Omit the pictures from the entries below and retype everything else exactly.
-- Start of ENTRIES --
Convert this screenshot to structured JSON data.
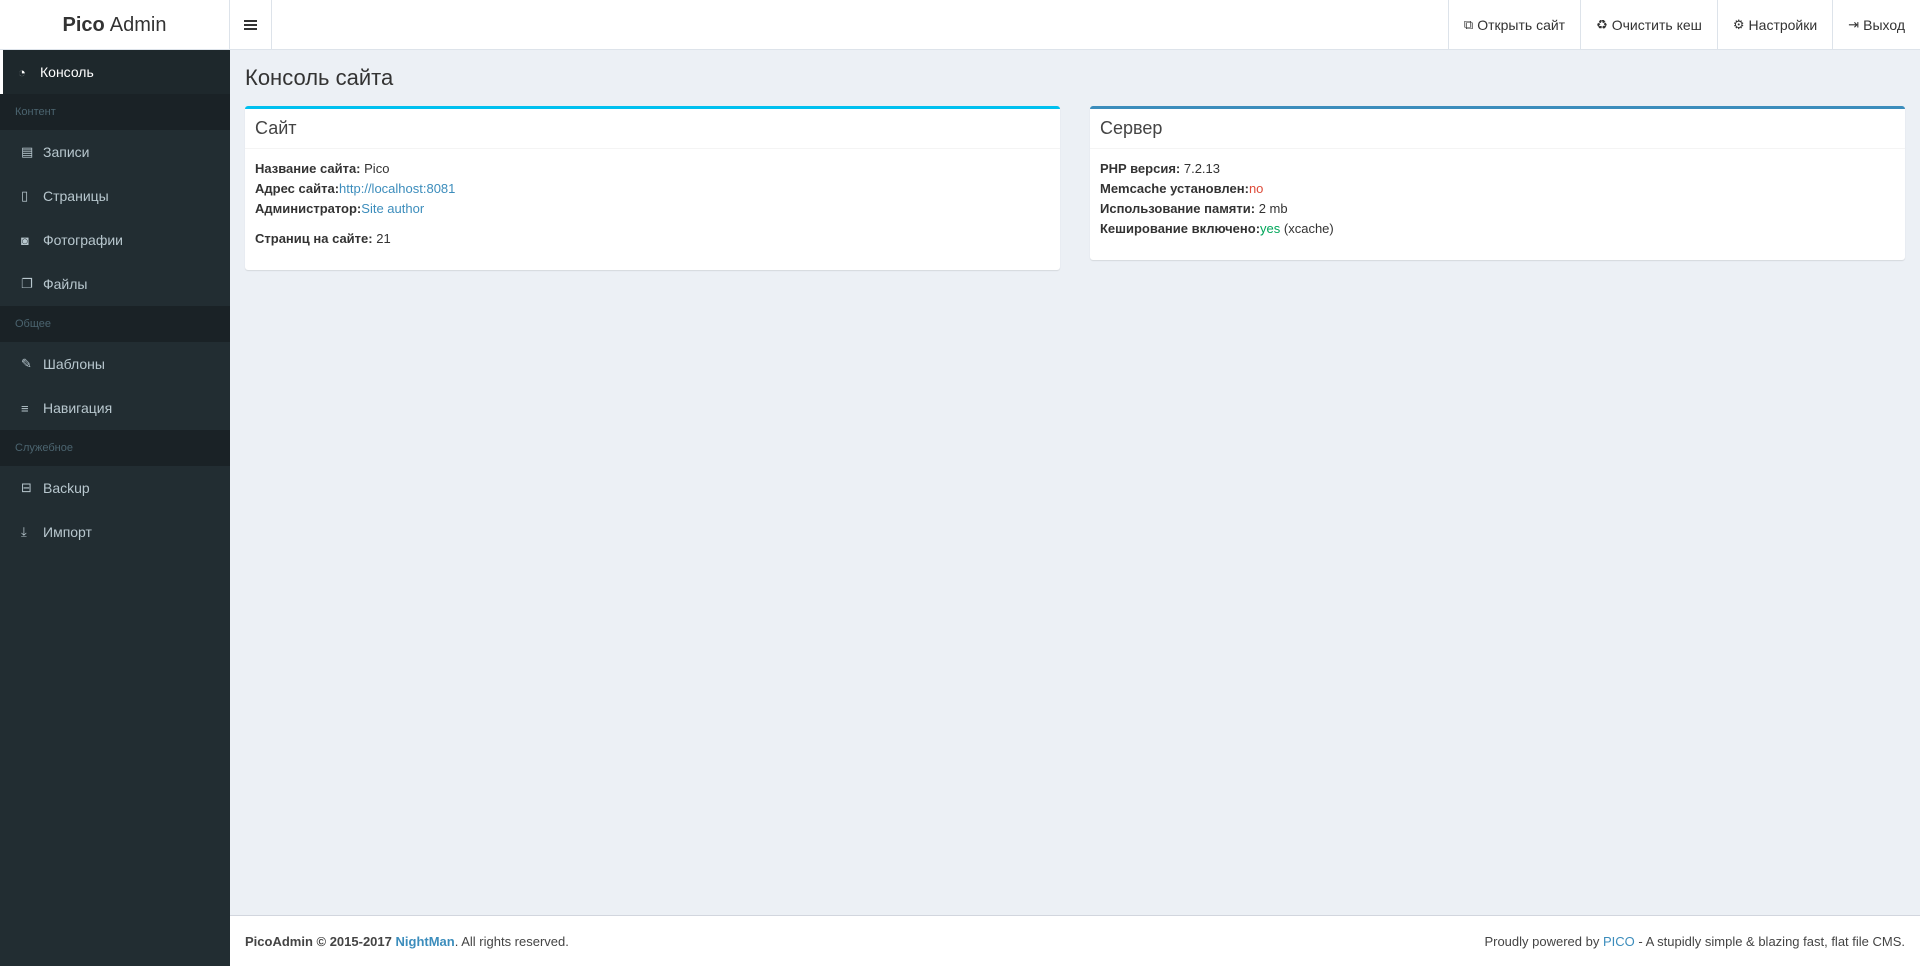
{
  "header": {
    "logo_bold": "Pico",
    "logo_rest": "Admin",
    "nav": [
      {
        "icon": "external-link-icon",
        "label": "Открыть сайт"
      },
      {
        "icon": "recycle-icon",
        "label": "Очистить кеш"
      },
      {
        "icon": "gears-icon",
        "label": "Настройки"
      },
      {
        "icon": "sign-out-icon",
        "label": "Выход"
      }
    ]
  },
  "sidebar": {
    "console": {
      "icon": "dashboard-icon",
      "label": "Консоль"
    },
    "section_content": "Контент",
    "posts": {
      "icon": "newspaper-icon",
      "label": "Записи"
    },
    "pages": {
      "icon": "file-icon",
      "label": "Страницы"
    },
    "photos": {
      "icon": "camera-icon",
      "label": "Фотографии"
    },
    "files": {
      "icon": "files-icon",
      "label": "Файлы"
    },
    "section_general": "Общее",
    "templates": {
      "icon": "paint-brush-icon",
      "label": "Шаблоны"
    },
    "navigation": {
      "icon": "bars-icon",
      "label": "Навигация"
    },
    "section_service": "Служебное",
    "backup": {
      "icon": "hdd-icon",
      "label": "Backup"
    },
    "import": {
      "icon": "download-icon",
      "label": "Импорт"
    }
  },
  "main": {
    "title": "Консоль сайта",
    "site_box": {
      "title": "Сайт",
      "name_label": "Название сайта:",
      "name_value": "Pico",
      "url_label": "Адрес сайта:",
      "url_value": "http://localhost:8081",
      "admin_label": "Администратор:",
      "admin_value": "Site author",
      "pages_label": "Страниц на сайте:",
      "pages_value": "21"
    },
    "server_box": {
      "title": "Сервер",
      "php_label": "PHP версия:",
      "php_value": "7.2.13",
      "memcache_label": "Memcache установлен:",
      "memcache_value": "no",
      "memory_label": "Использование памяти:",
      "memory_value": "2 mb",
      "cache_label": "Кеширование включено:",
      "cache_value": "yes",
      "cache_extra": "(xcache)"
    }
  },
  "footer": {
    "copyright": "PicoAdmin © 2015-2017",
    "author": "NightMan",
    "rights": ". All rights reserved.",
    "powered_prefix": "Proudly powered by",
    "powered_link": "PICO",
    "powered_suffix": "- A stupidly simple & blazing fast, flat file CMS."
  },
  "colors": {
    "sidebar_bg": "#222d32",
    "content_bg": "#ecf0f5",
    "accent": "#3c8dbc",
    "info_border": "#00c0ef",
    "danger": "#dd4b39",
    "success": "#00a65a"
  }
}
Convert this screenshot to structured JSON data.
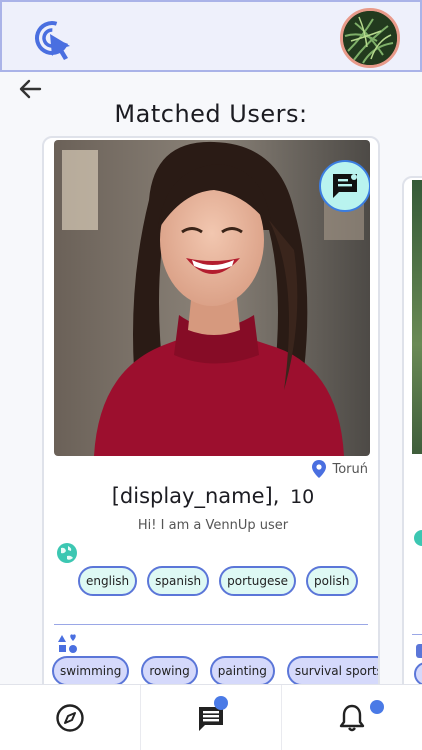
{
  "header": {
    "logo_icon": "cursor-target-icon",
    "avatar_icon": "profile-avatar"
  },
  "nav": {
    "back_icon": "arrow-left-icon"
  },
  "page": {
    "title": "Matched Users:"
  },
  "match_card": {
    "message_icon": "message-icon",
    "location_icon": "map-pin-icon",
    "location": "Toruń",
    "display_name": "[display_name],",
    "age": "10",
    "bio": "Hi! I am a VennUp user",
    "languages_icon": "globe-icon",
    "languages": [
      "english",
      "spanish",
      "portugese",
      "polish"
    ],
    "hobbies_icon": "shapes-icon",
    "hobbies": [
      "swimming",
      "rowing",
      "painting",
      "survival sports"
    ]
  },
  "bottom_nav": {
    "items": [
      {
        "icon": "compass-icon",
        "badge": false
      },
      {
        "icon": "chat-icon",
        "badge": true
      },
      {
        "icon": "bell-icon",
        "badge": true
      }
    ]
  },
  "colors": {
    "accent": "#4a6fe0",
    "chip_language_bg": "#def9f4",
    "chip_hobby_bg": "#d5d9fb",
    "badge": "#4a7ae6",
    "globe": "#3cc7b2"
  }
}
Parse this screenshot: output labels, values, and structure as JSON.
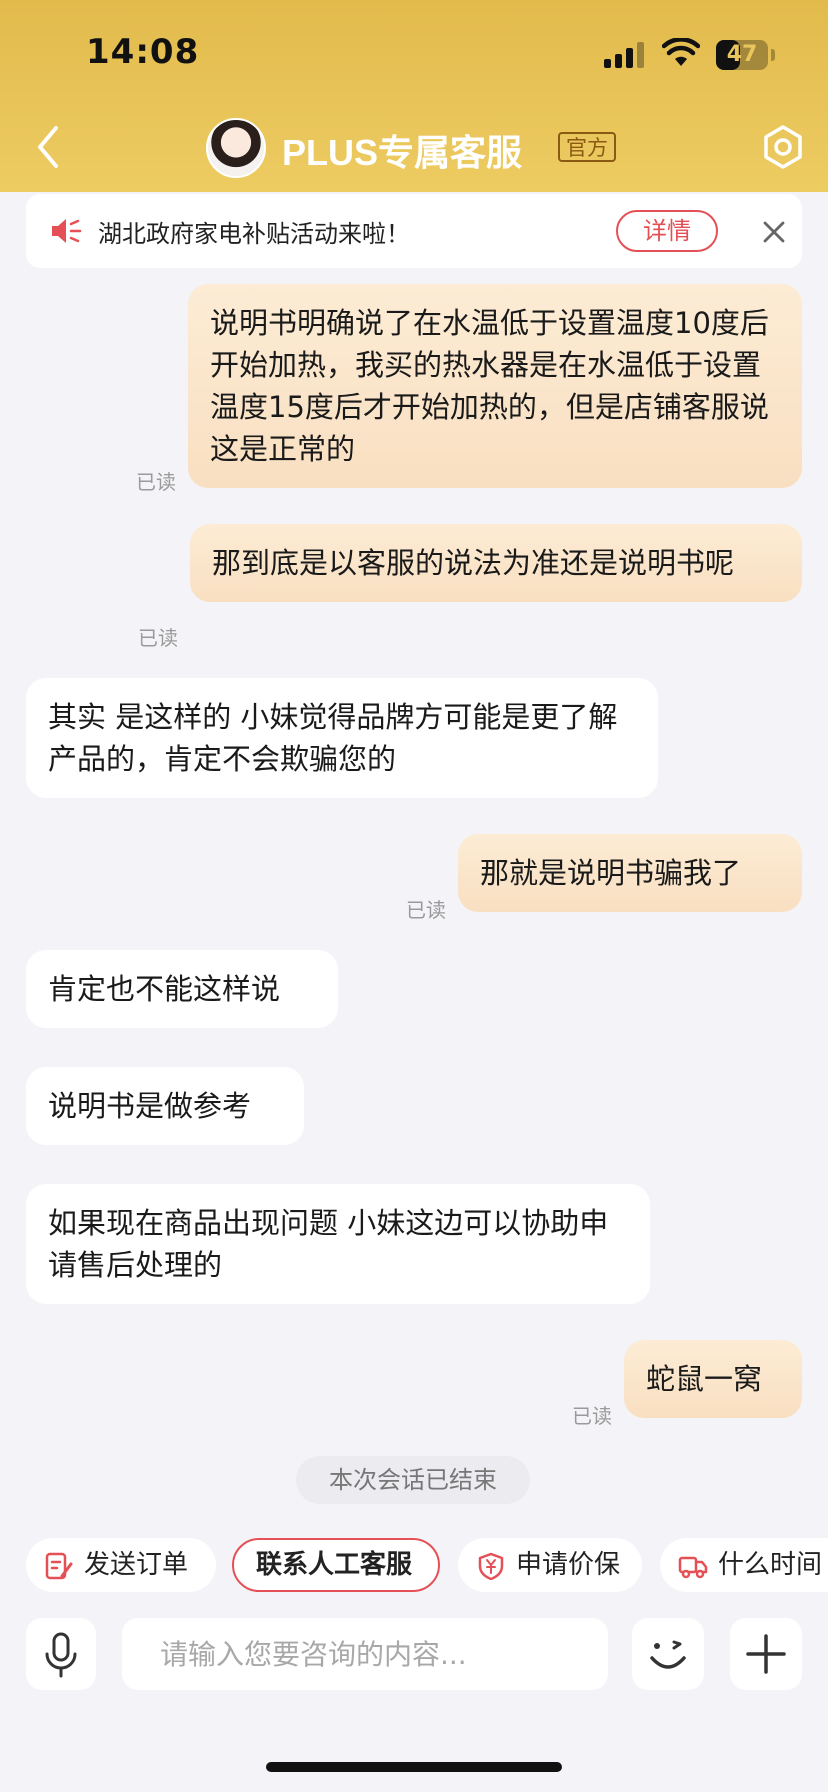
-- End of ENTRIES --
**RESULT BELOW:**
Convert this screenshot to structured JSON data.
{
  "header": {
    "logo_bold": "Pico",
    "logo_rest": "Admin",
    "nav": [
      {
        "icon": "external-link-icon",
        "label": "Открыть сайт"
      },
      {
        "icon": "recycle-icon",
        "label": "Очистить кеш"
      },
      {
        "icon": "gears-icon",
        "label": "Настройки"
      },
      {
        "icon": "sign-out-icon",
        "label": "Выход"
      }
    ]
  },
  "sidebar": {
    "console": {
      "icon": "dashboard-icon",
      "label": "Консоль"
    },
    "section_content": "Контент",
    "posts": {
      "icon": "newspaper-icon",
      "label": "Записи"
    },
    "pages": {
      "icon": "file-icon",
      "label": "Страницы"
    },
    "photos": {
      "icon": "camera-icon",
      "label": "Фотографии"
    },
    "files": {
      "icon": "files-icon",
      "label": "Файлы"
    },
    "section_general": "Общее",
    "templates": {
      "icon": "paint-brush-icon",
      "label": "Шаблоны"
    },
    "navigation": {
      "icon": "bars-icon",
      "label": "Навигация"
    },
    "section_service": "Служебное",
    "backup": {
      "icon": "hdd-icon",
      "label": "Backup"
    },
    "import": {
      "icon": "download-icon",
      "label": "Импорт"
    }
  },
  "main": {
    "title": "Консоль сайта",
    "site_box": {
      "title": "Сайт",
      "name_label": "Название сайта:",
      "name_value": "Pico",
      "url_label": "Адрес сайта:",
      "url_value": "http://localhost:8081",
      "admin_label": "Администратор:",
      "admin_value": "Site author",
      "pages_label": "Страниц на сайте:",
      "pages_value": "21"
    },
    "server_box": {
      "title": "Сервер",
      "php_label": "PHP версия:",
      "php_value": "7.2.13",
      "memcache_label": "Memcache установлен:",
      "memcache_value": "no",
      "memory_label": "Использование памяти:",
      "memory_value": "2 mb",
      "cache_label": "Кеширование включено:",
      "cache_value": "yes",
      "cache_extra": "(xcache)"
    }
  },
  "footer": {
    "copyright": "PicoAdmin © 2015-2017",
    "author": "NightMan",
    "rights": ". All rights reserved.",
    "powered_prefix": "Proudly powered by",
    "powered_link": "PICO",
    "powered_suffix": "- A stupidly simple & blazing fast, flat file CMS."
  },
  "colors": {
    "sidebar_bg": "#222d32",
    "content_bg": "#ecf0f5",
    "accent": "#3c8dbc",
    "info_border": "#00c0ef",
    "danger": "#dd4b39",
    "success": "#00a65a"
  }
}
Convert this screenshot to structured JSON data.
{
  "header": {
    "logo_icon": "cursor-target-icon",
    "avatar_icon": "profile-avatar"
  },
  "nav": {
    "back_icon": "arrow-left-icon"
  },
  "page": {
    "title": "Matched Users:"
  },
  "match_card": {
    "message_icon": "message-icon",
    "location_icon": "map-pin-icon",
    "location": "Toruń",
    "display_name": "[display_name],",
    "age": "10",
    "bio": "Hi! I am a VennUp user",
    "languages_icon": "globe-icon",
    "languages": [
      "english",
      "spanish",
      "portugese",
      "polish"
    ],
    "hobbies_icon": "shapes-icon",
    "hobbies": [
      "swimming",
      "rowing",
      "painting",
      "survival sports"
    ]
  },
  "bottom_nav": {
    "items": [
      {
        "icon": "compass-icon",
        "badge": false
      },
      {
        "icon": "chat-icon",
        "badge": true
      },
      {
        "icon": "bell-icon",
        "badge": true
      }
    ]
  },
  "colors": {
    "accent": "#4a6fe0",
    "chip_language_bg": "#def9f4",
    "chip_hobby_bg": "#d5d9fb",
    "badge": "#4a7ae6",
    "globe": "#3cc7b2"
  }
}
Parse this screenshot: output labels, values, and structure as JSON.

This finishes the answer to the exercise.